Job – Count lines holding the string "symbool" in the data that follows. Reply with one number only.

-- Begin Raw records --

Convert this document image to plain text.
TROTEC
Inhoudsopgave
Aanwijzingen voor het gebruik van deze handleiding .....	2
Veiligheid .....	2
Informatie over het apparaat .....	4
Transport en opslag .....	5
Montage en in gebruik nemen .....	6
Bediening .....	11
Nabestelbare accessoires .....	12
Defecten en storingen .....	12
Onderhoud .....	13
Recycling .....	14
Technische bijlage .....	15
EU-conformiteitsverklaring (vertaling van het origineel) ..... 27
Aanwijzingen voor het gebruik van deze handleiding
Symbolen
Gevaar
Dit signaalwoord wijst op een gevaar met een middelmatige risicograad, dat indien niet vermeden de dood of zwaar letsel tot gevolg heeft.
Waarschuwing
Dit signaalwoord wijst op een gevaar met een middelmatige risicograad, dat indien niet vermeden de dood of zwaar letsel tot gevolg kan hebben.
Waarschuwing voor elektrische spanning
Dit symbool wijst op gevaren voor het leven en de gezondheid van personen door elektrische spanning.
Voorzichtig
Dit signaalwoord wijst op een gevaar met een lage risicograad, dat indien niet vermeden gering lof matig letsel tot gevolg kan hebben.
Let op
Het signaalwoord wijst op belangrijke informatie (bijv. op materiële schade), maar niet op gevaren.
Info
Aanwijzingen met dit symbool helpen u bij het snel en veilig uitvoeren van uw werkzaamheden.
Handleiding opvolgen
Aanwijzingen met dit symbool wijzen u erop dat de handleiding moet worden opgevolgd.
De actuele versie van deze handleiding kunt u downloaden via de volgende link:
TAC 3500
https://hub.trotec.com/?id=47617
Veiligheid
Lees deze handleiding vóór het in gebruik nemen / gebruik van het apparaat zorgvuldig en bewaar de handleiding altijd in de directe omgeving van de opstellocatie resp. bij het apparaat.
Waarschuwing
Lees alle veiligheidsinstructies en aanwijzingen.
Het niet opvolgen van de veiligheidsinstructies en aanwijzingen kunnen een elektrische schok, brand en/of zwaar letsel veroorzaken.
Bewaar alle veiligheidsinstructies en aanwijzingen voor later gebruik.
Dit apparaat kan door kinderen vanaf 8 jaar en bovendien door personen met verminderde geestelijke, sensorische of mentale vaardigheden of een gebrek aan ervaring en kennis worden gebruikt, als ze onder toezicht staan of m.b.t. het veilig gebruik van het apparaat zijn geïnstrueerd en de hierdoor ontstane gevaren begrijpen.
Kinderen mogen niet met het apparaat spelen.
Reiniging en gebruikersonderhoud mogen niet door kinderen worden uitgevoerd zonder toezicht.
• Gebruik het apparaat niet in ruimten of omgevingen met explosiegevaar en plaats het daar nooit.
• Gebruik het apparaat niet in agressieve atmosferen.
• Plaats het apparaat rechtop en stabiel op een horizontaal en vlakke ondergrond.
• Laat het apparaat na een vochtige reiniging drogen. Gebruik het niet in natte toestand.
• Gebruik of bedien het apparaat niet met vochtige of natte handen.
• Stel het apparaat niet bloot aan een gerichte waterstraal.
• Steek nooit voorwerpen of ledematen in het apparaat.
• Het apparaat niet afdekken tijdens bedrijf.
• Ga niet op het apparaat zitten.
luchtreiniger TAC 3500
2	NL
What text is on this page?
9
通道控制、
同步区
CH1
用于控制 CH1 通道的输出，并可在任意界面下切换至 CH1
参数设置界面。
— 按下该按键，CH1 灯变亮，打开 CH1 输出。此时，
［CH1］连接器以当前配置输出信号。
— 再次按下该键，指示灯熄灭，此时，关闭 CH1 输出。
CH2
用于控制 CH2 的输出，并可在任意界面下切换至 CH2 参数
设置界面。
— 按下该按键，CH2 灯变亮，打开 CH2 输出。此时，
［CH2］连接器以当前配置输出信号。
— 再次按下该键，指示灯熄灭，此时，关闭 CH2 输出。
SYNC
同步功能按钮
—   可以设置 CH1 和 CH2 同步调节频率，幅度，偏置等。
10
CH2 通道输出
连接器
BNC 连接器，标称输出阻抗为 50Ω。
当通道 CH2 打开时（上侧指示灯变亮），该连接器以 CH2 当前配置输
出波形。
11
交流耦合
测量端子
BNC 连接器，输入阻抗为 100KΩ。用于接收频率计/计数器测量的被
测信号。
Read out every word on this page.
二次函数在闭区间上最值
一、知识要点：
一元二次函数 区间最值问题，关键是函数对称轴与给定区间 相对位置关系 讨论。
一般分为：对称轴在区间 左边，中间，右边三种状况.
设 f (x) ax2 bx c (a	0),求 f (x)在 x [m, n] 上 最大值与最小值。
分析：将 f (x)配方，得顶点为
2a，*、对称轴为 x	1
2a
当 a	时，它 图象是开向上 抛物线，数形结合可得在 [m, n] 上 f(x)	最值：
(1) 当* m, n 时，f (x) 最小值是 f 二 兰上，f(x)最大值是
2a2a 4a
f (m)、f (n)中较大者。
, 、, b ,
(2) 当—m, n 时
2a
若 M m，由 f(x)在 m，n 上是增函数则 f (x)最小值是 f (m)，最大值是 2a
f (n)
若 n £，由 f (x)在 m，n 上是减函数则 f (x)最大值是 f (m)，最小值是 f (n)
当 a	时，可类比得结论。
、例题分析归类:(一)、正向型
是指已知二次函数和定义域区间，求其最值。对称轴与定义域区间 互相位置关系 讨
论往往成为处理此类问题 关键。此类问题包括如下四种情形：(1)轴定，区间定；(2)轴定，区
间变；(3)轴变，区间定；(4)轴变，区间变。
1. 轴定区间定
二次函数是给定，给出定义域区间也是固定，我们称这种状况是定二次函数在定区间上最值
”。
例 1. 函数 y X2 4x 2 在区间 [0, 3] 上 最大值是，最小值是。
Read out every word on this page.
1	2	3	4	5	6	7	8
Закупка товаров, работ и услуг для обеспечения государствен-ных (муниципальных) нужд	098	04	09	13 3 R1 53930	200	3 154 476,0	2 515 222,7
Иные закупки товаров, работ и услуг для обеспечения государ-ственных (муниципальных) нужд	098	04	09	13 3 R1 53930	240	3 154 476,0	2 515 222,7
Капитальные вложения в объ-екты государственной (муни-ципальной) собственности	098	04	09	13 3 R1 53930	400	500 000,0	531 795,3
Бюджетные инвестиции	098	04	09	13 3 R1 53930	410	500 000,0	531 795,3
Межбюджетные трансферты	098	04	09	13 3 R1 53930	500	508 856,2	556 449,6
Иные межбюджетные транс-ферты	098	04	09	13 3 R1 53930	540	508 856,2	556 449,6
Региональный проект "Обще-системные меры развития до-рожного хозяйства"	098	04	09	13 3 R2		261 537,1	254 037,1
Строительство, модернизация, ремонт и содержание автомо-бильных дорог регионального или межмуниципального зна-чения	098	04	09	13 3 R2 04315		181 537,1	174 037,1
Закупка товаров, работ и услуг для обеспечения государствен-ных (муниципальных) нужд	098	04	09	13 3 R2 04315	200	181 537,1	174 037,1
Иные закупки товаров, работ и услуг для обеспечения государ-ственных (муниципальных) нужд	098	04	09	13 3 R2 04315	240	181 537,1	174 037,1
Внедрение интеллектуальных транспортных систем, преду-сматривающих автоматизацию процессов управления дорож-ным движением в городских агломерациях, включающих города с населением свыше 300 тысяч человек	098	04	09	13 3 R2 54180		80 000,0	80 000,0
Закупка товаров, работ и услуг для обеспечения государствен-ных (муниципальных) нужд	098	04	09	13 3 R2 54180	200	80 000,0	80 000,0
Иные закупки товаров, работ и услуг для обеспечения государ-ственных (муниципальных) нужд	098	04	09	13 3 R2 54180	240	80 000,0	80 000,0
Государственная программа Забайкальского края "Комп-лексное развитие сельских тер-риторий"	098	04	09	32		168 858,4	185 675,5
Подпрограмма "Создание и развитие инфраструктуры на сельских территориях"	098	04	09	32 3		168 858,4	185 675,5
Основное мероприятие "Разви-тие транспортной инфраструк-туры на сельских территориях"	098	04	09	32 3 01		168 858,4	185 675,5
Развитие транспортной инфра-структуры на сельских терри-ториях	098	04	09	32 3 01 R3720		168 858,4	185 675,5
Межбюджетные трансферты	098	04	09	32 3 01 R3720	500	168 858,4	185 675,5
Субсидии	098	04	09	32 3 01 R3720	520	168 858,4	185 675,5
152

-- End Raw records --

Exercise output – 3